- _WHAT IS BEING ASKED_:
Print the data exactly as it is given, please.

- _RECORDS PROVIDED_:
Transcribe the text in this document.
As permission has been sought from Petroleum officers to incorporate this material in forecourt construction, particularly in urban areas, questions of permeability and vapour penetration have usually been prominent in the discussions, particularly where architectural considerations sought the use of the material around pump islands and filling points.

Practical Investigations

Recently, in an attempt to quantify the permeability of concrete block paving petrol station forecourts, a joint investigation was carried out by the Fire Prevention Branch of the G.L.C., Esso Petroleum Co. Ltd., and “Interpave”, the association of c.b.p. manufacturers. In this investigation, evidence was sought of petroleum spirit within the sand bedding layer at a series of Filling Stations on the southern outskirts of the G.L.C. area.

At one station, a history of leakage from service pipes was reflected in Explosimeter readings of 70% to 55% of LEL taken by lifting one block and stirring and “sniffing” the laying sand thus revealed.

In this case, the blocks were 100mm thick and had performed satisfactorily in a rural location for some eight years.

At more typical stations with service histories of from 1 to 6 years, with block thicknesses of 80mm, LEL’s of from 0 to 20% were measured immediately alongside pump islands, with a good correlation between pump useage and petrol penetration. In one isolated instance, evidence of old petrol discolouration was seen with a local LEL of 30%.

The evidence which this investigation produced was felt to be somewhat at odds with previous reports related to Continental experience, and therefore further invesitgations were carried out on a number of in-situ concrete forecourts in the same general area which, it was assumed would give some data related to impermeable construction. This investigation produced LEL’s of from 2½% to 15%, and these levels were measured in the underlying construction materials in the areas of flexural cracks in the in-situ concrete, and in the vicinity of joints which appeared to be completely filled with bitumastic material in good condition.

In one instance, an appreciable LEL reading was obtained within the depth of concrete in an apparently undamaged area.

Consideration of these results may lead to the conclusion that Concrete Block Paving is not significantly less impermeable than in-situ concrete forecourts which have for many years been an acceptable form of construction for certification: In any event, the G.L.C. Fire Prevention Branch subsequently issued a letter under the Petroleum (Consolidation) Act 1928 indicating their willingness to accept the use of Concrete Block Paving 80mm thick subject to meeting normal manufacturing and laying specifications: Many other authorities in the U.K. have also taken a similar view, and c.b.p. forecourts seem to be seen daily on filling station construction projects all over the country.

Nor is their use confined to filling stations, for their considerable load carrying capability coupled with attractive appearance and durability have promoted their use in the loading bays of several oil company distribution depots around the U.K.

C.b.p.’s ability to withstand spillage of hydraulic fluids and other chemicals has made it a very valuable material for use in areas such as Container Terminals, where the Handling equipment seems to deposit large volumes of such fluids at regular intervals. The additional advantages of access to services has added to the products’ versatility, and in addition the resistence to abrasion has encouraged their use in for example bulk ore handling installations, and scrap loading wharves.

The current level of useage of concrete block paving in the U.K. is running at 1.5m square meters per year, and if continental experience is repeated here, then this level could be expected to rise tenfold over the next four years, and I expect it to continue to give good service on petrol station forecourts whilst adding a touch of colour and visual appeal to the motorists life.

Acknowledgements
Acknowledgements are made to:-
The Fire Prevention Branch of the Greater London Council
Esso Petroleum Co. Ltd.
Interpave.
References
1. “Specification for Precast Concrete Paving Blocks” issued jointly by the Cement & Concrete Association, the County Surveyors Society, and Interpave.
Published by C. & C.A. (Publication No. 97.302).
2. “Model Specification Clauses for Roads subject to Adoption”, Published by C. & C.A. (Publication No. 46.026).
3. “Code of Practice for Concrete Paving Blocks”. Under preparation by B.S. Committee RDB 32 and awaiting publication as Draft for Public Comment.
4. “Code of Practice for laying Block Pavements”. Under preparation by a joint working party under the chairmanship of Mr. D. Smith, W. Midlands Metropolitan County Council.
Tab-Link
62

- _TASK RESPONSE_:
Transcribe the text in this document.
As permission has been sought from Petroleum officers to incorporate this material in forecourt construction, particularly in urban areas, questions of permeability and vapour penetration have usually been prominent in the discussions, particularly where architectural considerations sought the use of the material around pump islands and filling points.

Practical Investigations

Recently, in an attempt to quantify the permeability of concrete block paving petrol station forecourts, a joint investigation was carried out by the Fire Prevention Branch of the G.L.C., Esso Petroleum Co. Ltd., and “Interpave”, the association of c.b.p. manufacturers. In this investigation, evidence was sought of petroleum spirit within the sand bedding layer at a series of Filling Stations on the southern outskirts of the G.L.C. area.

At one station, a history of leakage from service pipes was reflected in Explosimeter readings of 70% to 55% of LEL taken by lifting one block and stirring and “sniffing” the laying sand thus revealed.

In this case, the blocks were 100mm thick and had performed satisfactorily in a rural location for some eight years.

At more typical stations with service histories of from 1 to 6 years, with block thicknesses of 80mm, LEL’s of from 0 to 20% were measured immediately alongside pump islands, with a good correlation between pump useage and petrol penetration. In one isolated instance, evidence of old petrol discolouration was seen with a local LEL of 30%.

The evidence which this investigation produced was felt to be somewhat at odds with previous reports related to Continental experience, and therefore further invesitgations were carried out on a number of in-situ concrete forecourts in the same general area which, it was assumed would give some data related to impermeable construction. This investigation produced LEL’s of from 2½% to 15%, and these levels were measured in the underlying construction materials in the areas of flexural cracks in the in-situ concrete, and in the vicinity of joints which appeared to be completely filled with bitumastic material in good condition.

In one instance, an appreciable LEL reading was obtained within the depth of concrete in an apparently undamaged area.

Consideration of these results may lead to the conclusion that Concrete Block Paving is not significantly less impermeable than in-situ concrete forecourts which have for many years been an acceptable form of construction for certification: In any event, the G.L.C. Fire Prevention Branch subsequently issued a letter under the Petroleum (Consolidation) Act 1928 indicating their willingness to accept the use of Concrete Block Paving 80mm thick subject to meeting normal manufacturing and laying specifications: Many other authorities in the U.K. have also taken a similar view, and c.b.p. forecourts seem to be seen daily on filling station construction projects all over the country.

Nor is their use confined to filling stations, for their considerable load carrying capability coupled with attractive appearance and durability have promoted their use in the loading bays of several oil company distribution depots around the U.K.

C.b.p.’s ability to withstand spillage of hydraulic fluids and other chemicals has made it a very valuable material for use in areas such as Container Terminals, where the Handling equipment seems to deposit large volumes of such fluids at regular intervals. The additional advantages of access to services has added to the products’ versatility, and in addition the resistence to abrasion has encouraged their use in for example bulk ore handling installations, and scrap loading wharves.

The current level of useage of concrete block paving in the U.K. is running at 1.5m square meters per year, and if continental experience is repeated here, then this level could be expected to rise tenfold over the next four years, and I expect it to continue to give good service on petrol station forecourts whilst adding a touch of colour and visual appeal to the motorists life.

Acknowledgements
Acknowledgements are made to:-
The Fire Prevention Branch of the Greater London Council
Esso Petroleum Co. Ltd.
Interpave.
References
1. “Specification for Precast Concrete Paving Blocks” issued jointly by the Cement & Concrete Association, the County Surveyors Society, and Interpave.
Published by C. & C.A. (Publication No. 97.302).
2. “Model Specification Clauses for Roads subject to Adoption”, Published by C. & C.A. (Publication No. 46.026).
3. “Code of Practice for Concrete Paving Blocks”. Under preparation by B.S. Committee RDB 32 and awaiting publication as Draft for Public Comment.
4. “Code of Practice for laying Block Pavements”. Under preparation by a joint working party under the chairmanship of Mr. D. Smith, W. Midlands Metropolitan County Council.
Tab-Link
62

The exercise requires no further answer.